▶ [What is needed]
Within the records that follow, find every line containing the string "name". Copy those lines.

▶ [Material provided]
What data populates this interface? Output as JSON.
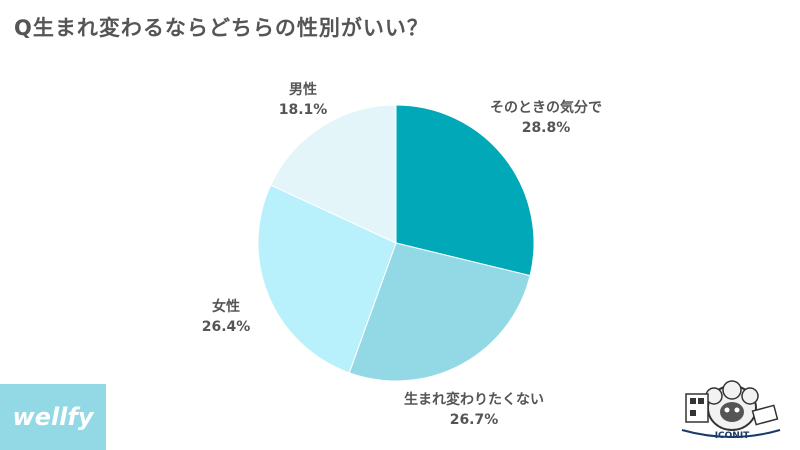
{
  "title": "Q生まれ変わるならどちらの性別がいい？",
  "chart_data": {
    "type": "pie",
    "title": "Q生まれ変わるならどちらの性別がいい？",
    "slices": [
      {
        "label": "そのときの気分で",
        "value": 28.8,
        "value_label": "28.8%",
        "color": "#00a8b8"
      },
      {
        "label": "生まれ変わりたくない",
        "value": 26.7,
        "value_label": "26.7%",
        "color": "#93d9e5"
      },
      {
        "label": "女性",
        "value": 26.4,
        "value_label": "26.4%",
        "color": "#b8f1fb"
      },
      {
        "label": "男性",
        "value": 18.1,
        "value_label": "18.1%",
        "color": "#e3f5f9"
      }
    ]
  },
  "logo_left": {
    "text": "wellfy"
  },
  "logo_right": {
    "text": "ICONIT"
  }
}
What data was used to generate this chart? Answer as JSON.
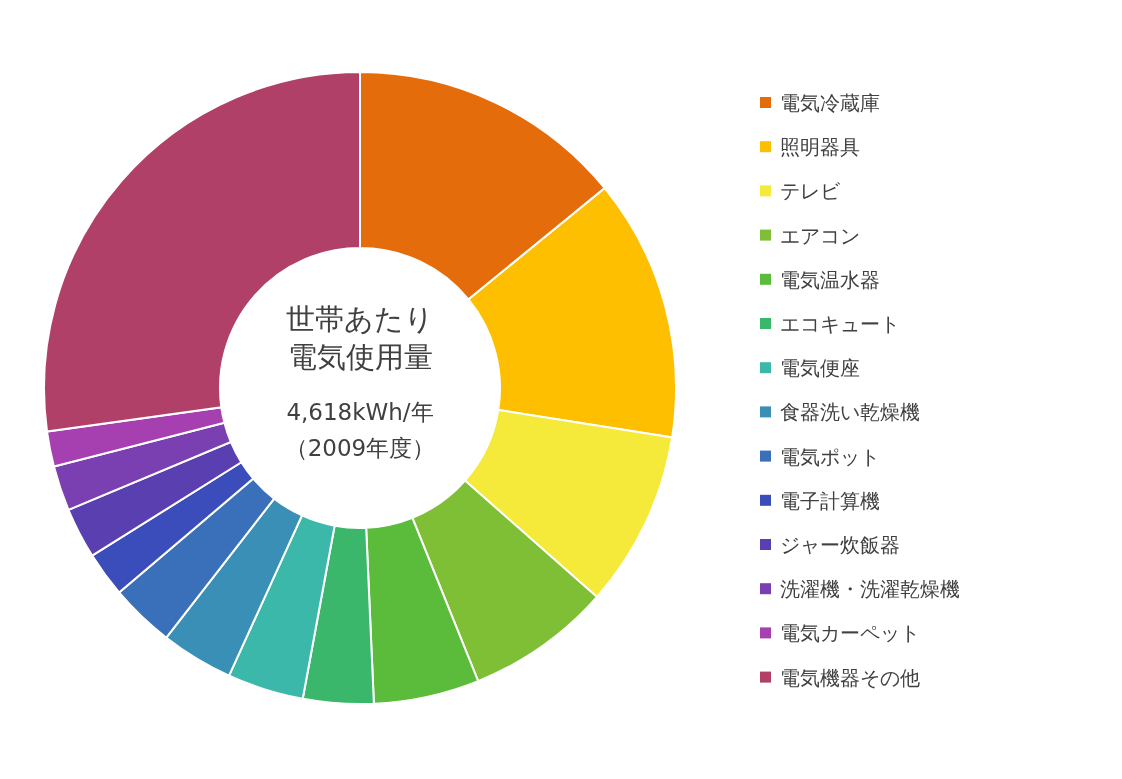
{
  "chart_data": {
    "type": "donut",
    "title": "世帯あたり電気使用量",
    "subtitle": "4,618kWh/年（2009年度）",
    "legend": "right",
    "categories": [
      "電気冷蔵庫",
      "照明器具",
      "テレビ",
      "エアコン",
      "電気温水器",
      "エコキュート",
      "電気便座",
      "食器洗い乾燥機",
      "電気ポット",
      "電子計算機",
      "ジャー炊飯器",
      "洗濯機・洗濯乾燥機",
      "電気カーペット",
      "電気機器その他"
    ],
    "values": [
      14.1,
      13.4,
      9.0,
      7.4,
      5.4,
      3.6,
      3.9,
      3.7,
      3.3,
      2.3,
      2.6,
      2.3,
      1.8,
      27.2
    ],
    "colors": [
      "#e46c0a",
      "#fdbf00",
      "#f5e93a",
      "#7fbf35",
      "#5bbb3a",
      "#3ab76a",
      "#3bb8aa",
      "#3a8fb7",
      "#3a6fba",
      "#3a4dbb",
      "#5a3fb0",
      "#7a3fb0",
      "#a63fb0",
      "#b04068"
    ]
  }
}
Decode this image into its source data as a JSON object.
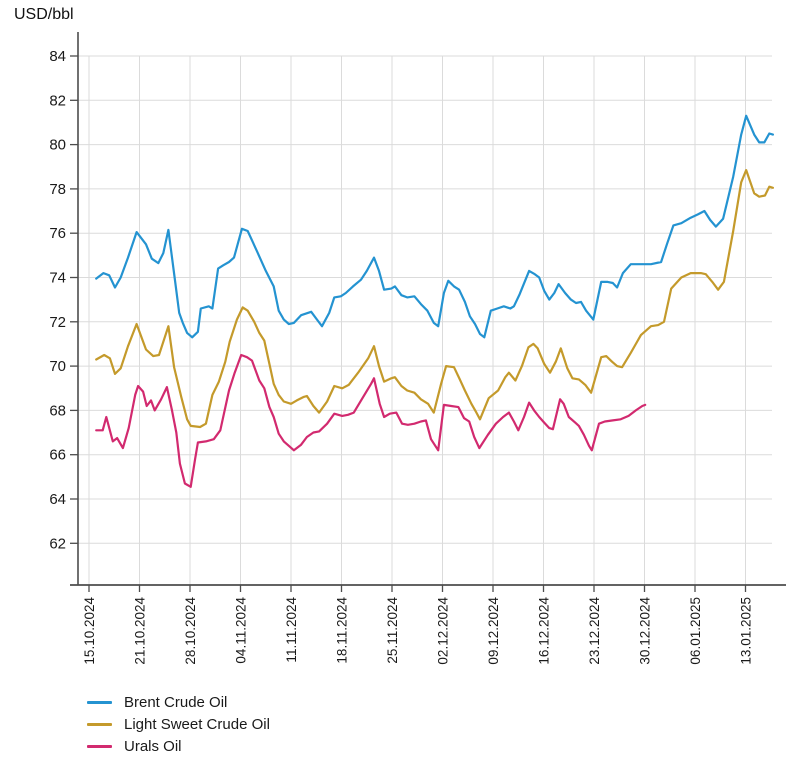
{
  "chart_data": {
    "type": "line",
    "title": "",
    "ylabel": "USD/bbl",
    "xlabel": "",
    "grid": true,
    "legend_position": "bottom-left",
    "ylim": [
      61,
      85
    ],
    "y_ticks": [
      84,
      82,
      80,
      78,
      76,
      74,
      72,
      70,
      68,
      66,
      64,
      62
    ],
    "x_unit": "days since 15.10.2024, ticks weekly",
    "x_tick_labels": [
      "15.10.2024",
      "21.10.2024",
      "28.10.2024",
      "04.11.2024",
      "11.11.2024",
      "18.11.2024",
      "25.11.2024",
      "02.12.2024",
      "09.12.2024",
      "16.12.2024",
      "23.12.2024",
      "30.12.2024",
      "06.01.2025",
      "13.01.2025"
    ],
    "series": [
      {
        "name": "Brent Crude Oil",
        "color": "#2493d1",
        "points": [
          [
            1,
            73.95
          ],
          [
            2,
            74.2
          ],
          [
            2.8,
            74.1
          ],
          [
            3.6,
            73.55
          ],
          [
            4.4,
            74.0
          ],
          [
            5.4,
            74.9
          ],
          [
            6.6,
            76.05
          ],
          [
            7.9,
            75.5
          ],
          [
            8.7,
            74.85
          ],
          [
            9.6,
            74.65
          ],
          [
            10.3,
            75.1
          ],
          [
            11,
            76.15
          ],
          [
            11.9,
            73.9
          ],
          [
            12.5,
            72.4
          ],
          [
            13,
            71.95
          ],
          [
            13.6,
            71.5
          ],
          [
            14.3,
            71.3
          ],
          [
            15.1,
            71.55
          ],
          [
            15.5,
            72.6
          ],
          [
            16.6,
            72.7
          ],
          [
            17.1,
            72.6
          ],
          [
            17.9,
            74.4
          ],
          [
            18.6,
            74.55
          ],
          [
            19.4,
            74.7
          ],
          [
            20.1,
            74.9
          ],
          [
            21.2,
            76.2
          ],
          [
            22,
            76.1
          ],
          [
            22.7,
            75.6
          ],
          [
            23.4,
            75.1
          ],
          [
            24.5,
            74.3
          ],
          [
            25.6,
            73.6
          ],
          [
            26.3,
            72.5
          ],
          [
            27,
            72.1
          ],
          [
            27.7,
            71.9
          ],
          [
            28.4,
            71.95
          ],
          [
            29.4,
            72.3
          ],
          [
            30.8,
            72.45
          ],
          [
            31.6,
            72.1
          ],
          [
            32.3,
            71.8
          ],
          [
            33.3,
            72.4
          ],
          [
            34,
            73.1
          ],
          [
            34.9,
            73.15
          ],
          [
            35.6,
            73.3
          ],
          [
            36.6,
            73.6
          ],
          [
            37.7,
            73.9
          ],
          [
            38.5,
            74.3
          ],
          [
            39.5,
            74.9
          ],
          [
            40.2,
            74.3
          ],
          [
            40.9,
            73.45
          ],
          [
            41.9,
            73.5
          ],
          [
            42.4,
            73.6
          ],
          [
            43.3,
            73.2
          ],
          [
            44.1,
            73.1
          ],
          [
            45.1,
            73.15
          ],
          [
            46,
            72.8
          ],
          [
            46.9,
            72.5
          ],
          [
            47.8,
            71.95
          ],
          [
            48.4,
            71.8
          ],
          [
            49.2,
            73.3
          ],
          [
            49.8,
            73.85
          ],
          [
            50.6,
            73.6
          ],
          [
            51.3,
            73.45
          ],
          [
            52.1,
            72.9
          ],
          [
            52.8,
            72.25
          ],
          [
            53.5,
            71.9
          ],
          [
            54.2,
            71.45
          ],
          [
            54.8,
            71.3
          ],
          [
            55.7,
            72.5
          ],
          [
            56.6,
            72.6
          ],
          [
            57.5,
            72.7
          ],
          [
            58.4,
            72.6
          ],
          [
            58.9,
            72.7
          ],
          [
            59.7,
            73.25
          ],
          [
            61,
            74.3
          ],
          [
            61.8,
            74.15
          ],
          [
            62.4,
            74.0
          ],
          [
            63.1,
            73.4
          ],
          [
            63.8,
            73.0
          ],
          [
            64.5,
            73.3
          ],
          [
            65.1,
            73.7
          ],
          [
            66,
            73.3
          ],
          [
            66.8,
            73.0
          ],
          [
            67.5,
            72.85
          ],
          [
            68.2,
            72.9
          ],
          [
            68.9,
            72.5
          ],
          [
            69.9,
            72.1
          ],
          [
            71,
            73.8
          ],
          [
            71.9,
            73.8
          ],
          [
            72.6,
            73.75
          ],
          [
            73.2,
            73.55
          ],
          [
            74,
            74.2
          ],
          [
            75.1,
            74.6
          ],
          [
            76.5,
            74.6
          ],
          [
            77.9,
            74.6
          ],
          [
            79.3,
            74.7
          ],
          [
            80.1,
            75.5
          ],
          [
            81,
            76.35
          ],
          [
            82.1,
            76.45
          ],
          [
            83.4,
            76.7
          ],
          [
            84.4,
            76.85
          ],
          [
            85.3,
            77.0
          ],
          [
            86.1,
            76.6
          ],
          [
            86.9,
            76.3
          ],
          [
            87.9,
            76.65
          ],
          [
            89.3,
            78.55
          ],
          [
            90.4,
            80.45
          ],
          [
            91.1,
            81.3
          ],
          [
            92.2,
            80.45
          ],
          [
            92.9,
            80.1
          ],
          [
            93.6,
            80.1
          ],
          [
            94.3,
            80.5
          ],
          [
            94.8,
            80.45
          ]
        ]
      },
      {
        "name": "Light Sweet Crude Oil",
        "color": "#c49a2b",
        "points": [
          [
            1,
            70.3
          ],
          [
            2.1,
            70.5
          ],
          [
            2.9,
            70.35
          ],
          [
            3.6,
            69.65
          ],
          [
            4.4,
            69.9
          ],
          [
            5.4,
            70.9
          ],
          [
            6.6,
            71.9
          ],
          [
            7.9,
            70.75
          ],
          [
            8.9,
            70.45
          ],
          [
            9.7,
            70.5
          ],
          [
            11,
            71.8
          ],
          [
            11.8,
            69.95
          ],
          [
            12.8,
            68.6
          ],
          [
            13.6,
            67.6
          ],
          [
            14.1,
            67.3
          ],
          [
            15.4,
            67.25
          ],
          [
            16.2,
            67.4
          ],
          [
            17.1,
            68.7
          ],
          [
            18,
            69.3
          ],
          [
            18.9,
            70.2
          ],
          [
            19.5,
            71.1
          ],
          [
            20.5,
            72.1
          ],
          [
            21.3,
            72.65
          ],
          [
            22,
            72.5
          ],
          [
            22.9,
            72.0
          ],
          [
            23.6,
            71.5
          ],
          [
            24.3,
            71.15
          ],
          [
            25,
            70.1
          ],
          [
            25.6,
            69.2
          ],
          [
            26.3,
            68.7
          ],
          [
            27,
            68.4
          ],
          [
            28,
            68.3
          ],
          [
            28.8,
            68.45
          ],
          [
            29.7,
            68.6
          ],
          [
            30.2,
            68.65
          ],
          [
            31.1,
            68.2
          ],
          [
            31.9,
            67.9
          ],
          [
            33,
            68.4
          ],
          [
            34,
            69.1
          ],
          [
            35.1,
            69.0
          ],
          [
            36,
            69.15
          ],
          [
            37.3,
            69.7
          ],
          [
            38.7,
            70.35
          ],
          [
            39.5,
            70.9
          ],
          [
            40.2,
            70.0
          ],
          [
            40.9,
            69.3
          ],
          [
            41.9,
            69.45
          ],
          [
            42.4,
            69.5
          ],
          [
            43.3,
            69.1
          ],
          [
            44.1,
            68.9
          ],
          [
            45.1,
            68.8
          ],
          [
            46,
            68.5
          ],
          [
            47,
            68.3
          ],
          [
            47.8,
            67.9
          ],
          [
            48.8,
            69.2
          ],
          [
            49.5,
            70.0
          ],
          [
            50.6,
            69.95
          ],
          [
            51.4,
            69.4
          ],
          [
            52.1,
            68.9
          ],
          [
            53,
            68.3
          ],
          [
            53.7,
            67.9
          ],
          [
            54.2,
            67.6
          ],
          [
            55.4,
            68.55
          ],
          [
            56.7,
            68.9
          ],
          [
            57.7,
            69.5
          ],
          [
            58.2,
            69.7
          ],
          [
            59.1,
            69.35
          ],
          [
            60,
            70.0
          ],
          [
            60.9,
            70.85
          ],
          [
            61.6,
            71.0
          ],
          [
            62.2,
            70.8
          ],
          [
            63.1,
            70.1
          ],
          [
            63.9,
            69.7
          ],
          [
            64.7,
            70.2
          ],
          [
            65.4,
            70.8
          ],
          [
            66.3,
            69.9
          ],
          [
            67,
            69.45
          ],
          [
            67.9,
            69.4
          ],
          [
            68.8,
            69.15
          ],
          [
            69.6,
            68.8
          ],
          [
            71,
            70.4
          ],
          [
            71.7,
            70.45
          ],
          [
            72.5,
            70.2
          ],
          [
            73.2,
            70.0
          ],
          [
            73.9,
            69.95
          ],
          [
            75.1,
            70.6
          ],
          [
            76.5,
            71.4
          ],
          [
            77.9,
            71.8
          ],
          [
            78.9,
            71.85
          ],
          [
            79.7,
            72.0
          ],
          [
            80.7,
            73.5
          ],
          [
            82.1,
            74.0
          ],
          [
            83.4,
            74.2
          ],
          [
            84.8,
            74.2
          ],
          [
            85.5,
            74.15
          ],
          [
            86.4,
            73.8
          ],
          [
            87.2,
            73.45
          ],
          [
            88,
            73.8
          ],
          [
            89.3,
            76.1
          ],
          [
            90.4,
            78.3
          ],
          [
            91.1,
            78.85
          ],
          [
            92.2,
            77.8
          ],
          [
            92.9,
            77.65
          ],
          [
            93.7,
            77.7
          ],
          [
            94.3,
            78.1
          ],
          [
            94.8,
            78.05
          ]
        ]
      },
      {
        "name": "Urals Oil",
        "color": "#d22a6f",
        "points": [
          [
            1,
            67.1
          ],
          [
            1.9,
            67.1
          ],
          [
            2.4,
            67.7
          ],
          [
            3.3,
            66.6
          ],
          [
            3.9,
            66.75
          ],
          [
            4.7,
            66.3
          ],
          [
            5.5,
            67.2
          ],
          [
            6.4,
            68.7
          ],
          [
            6.8,
            69.1
          ],
          [
            7.5,
            68.85
          ],
          [
            8,
            68.2
          ],
          [
            8.6,
            68.45
          ],
          [
            9.1,
            68.0
          ],
          [
            10,
            68.5
          ],
          [
            10.8,
            69.05
          ],
          [
            11.5,
            68.0
          ],
          [
            12.1,
            67.0
          ],
          [
            12.6,
            65.6
          ],
          [
            13.3,
            64.7
          ],
          [
            14.1,
            64.55
          ],
          [
            14.7,
            65.8
          ],
          [
            15.1,
            66.55
          ],
          [
            16.2,
            66.6
          ],
          [
            17.3,
            66.7
          ],
          [
            18.2,
            67.1
          ],
          [
            19.4,
            68.9
          ],
          [
            20.2,
            69.7
          ],
          [
            21.1,
            70.5
          ],
          [
            21.9,
            70.4
          ],
          [
            22.6,
            70.25
          ],
          [
            23.6,
            69.35
          ],
          [
            24.3,
            69.0
          ],
          [
            25,
            68.15
          ],
          [
            25.6,
            67.7
          ],
          [
            26.3,
            66.95
          ],
          [
            27,
            66.6
          ],
          [
            27.7,
            66.4
          ],
          [
            28.4,
            66.2
          ],
          [
            29.4,
            66.45
          ],
          [
            30.2,
            66.8
          ],
          [
            31.1,
            67.0
          ],
          [
            31.9,
            67.05
          ],
          [
            33,
            67.4
          ],
          [
            34,
            67.85
          ],
          [
            35.1,
            67.75
          ],
          [
            35.9,
            67.8
          ],
          [
            36.7,
            67.9
          ],
          [
            38,
            68.6
          ],
          [
            39.1,
            69.2
          ],
          [
            39.5,
            69.45
          ],
          [
            40.3,
            68.3
          ],
          [
            40.9,
            67.7
          ],
          [
            41.7,
            67.85
          ],
          [
            42.6,
            67.9
          ],
          [
            43.4,
            67.4
          ],
          [
            44.2,
            67.35
          ],
          [
            45.1,
            67.4
          ],
          [
            46,
            67.5
          ],
          [
            46.7,
            67.55
          ],
          [
            47.4,
            66.7
          ],
          [
            48.4,
            66.2
          ],
          [
            49.2,
            68.25
          ],
          [
            50.2,
            68.2
          ],
          [
            51.2,
            68.15
          ],
          [
            52,
            67.65
          ],
          [
            52.7,
            67.5
          ],
          [
            53.4,
            66.8
          ],
          [
            54.1,
            66.3
          ],
          [
            55.3,
            66.9
          ],
          [
            56.4,
            67.4
          ],
          [
            57.4,
            67.7
          ],
          [
            58.2,
            67.9
          ],
          [
            58.9,
            67.5
          ],
          [
            59.5,
            67.1
          ],
          [
            60.3,
            67.7
          ],
          [
            61,
            68.35
          ],
          [
            61.7,
            68.0
          ],
          [
            62.4,
            67.7
          ],
          [
            63.1,
            67.45
          ],
          [
            63.8,
            67.2
          ],
          [
            64.3,
            67.15
          ],
          [
            65.3,
            68.5
          ],
          [
            65.8,
            68.3
          ],
          [
            66.5,
            67.7
          ],
          [
            67.4,
            67.45
          ],
          [
            67.9,
            67.3
          ],
          [
            68.6,
            66.9
          ],
          [
            69.3,
            66.4
          ],
          [
            69.7,
            66.2
          ],
          [
            70.7,
            67.4
          ],
          [
            71.5,
            67.5
          ],
          [
            72.6,
            67.55
          ],
          [
            73.7,
            67.6
          ],
          [
            74.8,
            67.75
          ],
          [
            75.8,
            68.0
          ],
          [
            76.7,
            68.2
          ],
          [
            77.1,
            68.25
          ]
        ]
      }
    ]
  }
}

▶ [Solution to this task]
        "name": "Brent Crude Oil",
        "name": "Light Sweet Crude Oil",
        "name": "Urals Oil",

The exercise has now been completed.